* [TASK STATEMENT]
Write out each line beneath this one exactly as it reads.

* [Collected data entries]
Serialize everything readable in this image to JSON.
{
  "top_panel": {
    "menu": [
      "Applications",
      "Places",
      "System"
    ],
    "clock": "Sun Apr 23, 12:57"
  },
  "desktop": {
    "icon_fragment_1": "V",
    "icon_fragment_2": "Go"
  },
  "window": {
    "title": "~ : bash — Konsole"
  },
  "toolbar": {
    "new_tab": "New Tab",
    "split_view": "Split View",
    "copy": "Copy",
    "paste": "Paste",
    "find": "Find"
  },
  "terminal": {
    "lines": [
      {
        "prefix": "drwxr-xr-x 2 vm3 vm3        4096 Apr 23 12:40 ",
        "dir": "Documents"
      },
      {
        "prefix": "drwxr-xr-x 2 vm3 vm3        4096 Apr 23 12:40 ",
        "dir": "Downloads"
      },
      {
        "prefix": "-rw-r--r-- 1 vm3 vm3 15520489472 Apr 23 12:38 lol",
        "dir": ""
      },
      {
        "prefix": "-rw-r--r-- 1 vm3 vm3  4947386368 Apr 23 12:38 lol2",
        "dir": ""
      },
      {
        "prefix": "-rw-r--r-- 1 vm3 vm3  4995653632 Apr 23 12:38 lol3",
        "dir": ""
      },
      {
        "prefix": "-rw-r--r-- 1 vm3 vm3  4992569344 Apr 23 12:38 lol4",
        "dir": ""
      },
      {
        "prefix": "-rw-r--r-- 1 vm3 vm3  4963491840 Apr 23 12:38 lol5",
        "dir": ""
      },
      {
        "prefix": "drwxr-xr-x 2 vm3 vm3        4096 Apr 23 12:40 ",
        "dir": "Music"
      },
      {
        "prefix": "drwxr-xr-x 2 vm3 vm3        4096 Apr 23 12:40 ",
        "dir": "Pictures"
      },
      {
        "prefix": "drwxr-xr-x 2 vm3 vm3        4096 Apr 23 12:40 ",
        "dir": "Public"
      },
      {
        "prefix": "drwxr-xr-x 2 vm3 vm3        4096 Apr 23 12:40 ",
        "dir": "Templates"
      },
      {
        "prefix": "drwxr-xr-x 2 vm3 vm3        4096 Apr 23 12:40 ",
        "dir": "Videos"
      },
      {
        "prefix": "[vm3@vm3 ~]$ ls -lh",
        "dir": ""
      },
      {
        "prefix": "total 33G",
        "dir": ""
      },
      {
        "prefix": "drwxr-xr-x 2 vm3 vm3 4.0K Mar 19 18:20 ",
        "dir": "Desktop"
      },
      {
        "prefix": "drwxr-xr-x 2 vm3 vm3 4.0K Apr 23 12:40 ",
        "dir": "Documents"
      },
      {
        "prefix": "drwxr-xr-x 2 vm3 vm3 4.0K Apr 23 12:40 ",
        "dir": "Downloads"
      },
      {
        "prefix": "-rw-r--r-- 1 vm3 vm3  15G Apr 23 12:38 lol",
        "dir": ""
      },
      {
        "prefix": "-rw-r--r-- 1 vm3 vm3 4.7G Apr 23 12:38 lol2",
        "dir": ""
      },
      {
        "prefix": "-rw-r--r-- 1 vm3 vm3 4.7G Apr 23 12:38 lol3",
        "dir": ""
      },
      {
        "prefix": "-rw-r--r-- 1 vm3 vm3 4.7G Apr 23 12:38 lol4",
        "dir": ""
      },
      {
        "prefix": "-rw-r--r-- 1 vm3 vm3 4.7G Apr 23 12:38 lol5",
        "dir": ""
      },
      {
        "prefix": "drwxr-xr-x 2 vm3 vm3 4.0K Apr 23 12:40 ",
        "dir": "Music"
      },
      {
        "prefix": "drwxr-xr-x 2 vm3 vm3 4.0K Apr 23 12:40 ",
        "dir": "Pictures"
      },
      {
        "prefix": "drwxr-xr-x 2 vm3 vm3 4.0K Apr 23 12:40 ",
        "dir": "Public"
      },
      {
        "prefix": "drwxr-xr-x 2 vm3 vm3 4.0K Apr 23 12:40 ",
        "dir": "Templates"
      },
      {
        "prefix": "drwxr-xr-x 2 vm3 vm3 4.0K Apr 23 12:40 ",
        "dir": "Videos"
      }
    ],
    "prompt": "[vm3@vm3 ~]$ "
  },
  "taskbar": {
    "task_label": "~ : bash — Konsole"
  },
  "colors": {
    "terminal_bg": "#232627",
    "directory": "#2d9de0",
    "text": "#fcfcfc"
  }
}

* [PROBLEM SOLUTION]
Serialize everything readable in this image to JSON.
{
  "top_panel": {
    "menu": [
      "Applications",
      "Places",
      "System"
    ],
    "clock": "Sun Apr 23, 12:57"
  },
  "desktop": {
    "icon_fragment_1": "V",
    "icon_fragment_2": "Go"
  },
  "window": {
    "title": "~ : bash — Konsole"
  },
  "toolbar": {
    "new_tab": "New Tab",
    "split_view": "Split View",
    "copy": "Copy",
    "paste": "Paste",
    "find": "Find"
  },
  "terminal": {
    "lines": [
      {
        "prefix": "drwxr-xr-x 2 vm3 vm3        4096 Apr 23 12:40 ",
        "dir": "Documents"
      },
      {
        "prefix": "drwxr-xr-x 2 vm3 vm3        4096 Apr 23 12:40 ",
        "dir": "Downloads"
      },
      {
        "prefix": "-rw-r--r-- 1 vm3 vm3 15520489472 Apr 23 12:38 lol",
        "dir": ""
      },
      {
        "prefix": "-rw-r--r-- 1 vm3 vm3  4947386368 Apr 23 12:38 lol2",
        "dir": ""
      },
      {
        "prefix": "-rw-r--r-- 1 vm3 vm3  4995653632 Apr 23 12:38 lol3",
        "dir": ""
      },
      {
        "prefix": "-rw-r--r-- 1 vm3 vm3  4992569344 Apr 23 12:38 lol4",
        "dir": ""
      },
      {
        "prefix": "-rw-r--r-- 1 vm3 vm3  4963491840 Apr 23 12:38 lol5",
        "dir": ""
      },
      {
        "prefix": "drwxr-xr-x 2 vm3 vm3        4096 Apr 23 12:40 ",
        "dir": "Music"
      },
      {
        "prefix": "drwxr-xr-x 2 vm3 vm3        4096 Apr 23 12:40 ",
        "dir": "Pictures"
      },
      {
        "prefix": "drwxr-xr-x 2 vm3 vm3        4096 Apr 23 12:40 ",
        "dir": "Public"
      },
      {
        "prefix": "drwxr-xr-x 2 vm3 vm3        4096 Apr 23 12:40 ",
        "dir": "Templates"
      },
      {
        "prefix": "drwxr-xr-x 2 vm3 vm3        4096 Apr 23 12:40 ",
        "dir": "Videos"
      },
      {
        "prefix": "[vm3@vm3 ~]$ ls -lh",
        "dir": ""
      },
      {
        "prefix": "total 33G",
        "dir": ""
      },
      {
        "prefix": "drwxr-xr-x 2 vm3 vm3 4.0K Mar 19 18:20 ",
        "dir": "Desktop"
      },
      {
        "prefix": "drwxr-xr-x 2 vm3 vm3 4.0K Apr 23 12:40 ",
        "dir": "Documents"
      },
      {
        "prefix": "drwxr-xr-x 2 vm3 vm3 4.0K Apr 23 12:40 ",
        "dir": "Downloads"
      },
      {
        "prefix": "-rw-r--r-- 1 vm3 vm3  15G Apr 23 12:38 lol",
        "dir": ""
      },
      {
        "prefix": "-rw-r--r-- 1 vm3 vm3 4.7G Apr 23 12:38 lol2",
        "dir": ""
      },
      {
        "prefix": "-rw-r--r-- 1 vm3 vm3 4.7G Apr 23 12:38 lol3",
        "dir": ""
      },
      {
        "prefix": "-rw-r--r-- 1 vm3 vm3 4.7G Apr 23 12:38 lol4",
        "dir": ""
      },
      {
        "prefix": "-rw-r--r-- 1 vm3 vm3 4.7G Apr 23 12:38 lol5",
        "dir": ""
      },
      {
        "prefix": "drwxr-xr-x 2 vm3 vm3 4.0K Apr 23 12:40 ",
        "dir": "Music"
      },
      {
        "prefix": "drwxr-xr-x 2 vm3 vm3 4.0K Apr 23 12:40 ",
        "dir": "Pictures"
      },
      {
        "prefix": "drwxr-xr-x 2 vm3 vm3 4.0K Apr 23 12:40 ",
        "dir": "Public"
      },
      {
        "prefix": "drwxr-xr-x 2 vm3 vm3 4.0K Apr 23 12:40 ",
        "dir": "Templates"
      },
      {
        "prefix": "drwxr-xr-x 2 vm3 vm3 4.0K Apr 23 12:40 ",
        "dir": "Videos"
      }
    ],
    "prompt": "[vm3@vm3 ~]$ "
  },
  "taskbar": {
    "task_label": "~ : bash — Konsole"
  },
  "colors": {
    "terminal_bg": "#232627",
    "directory": "#2d9de0",
    "text": "#fcfcfc"
  }
}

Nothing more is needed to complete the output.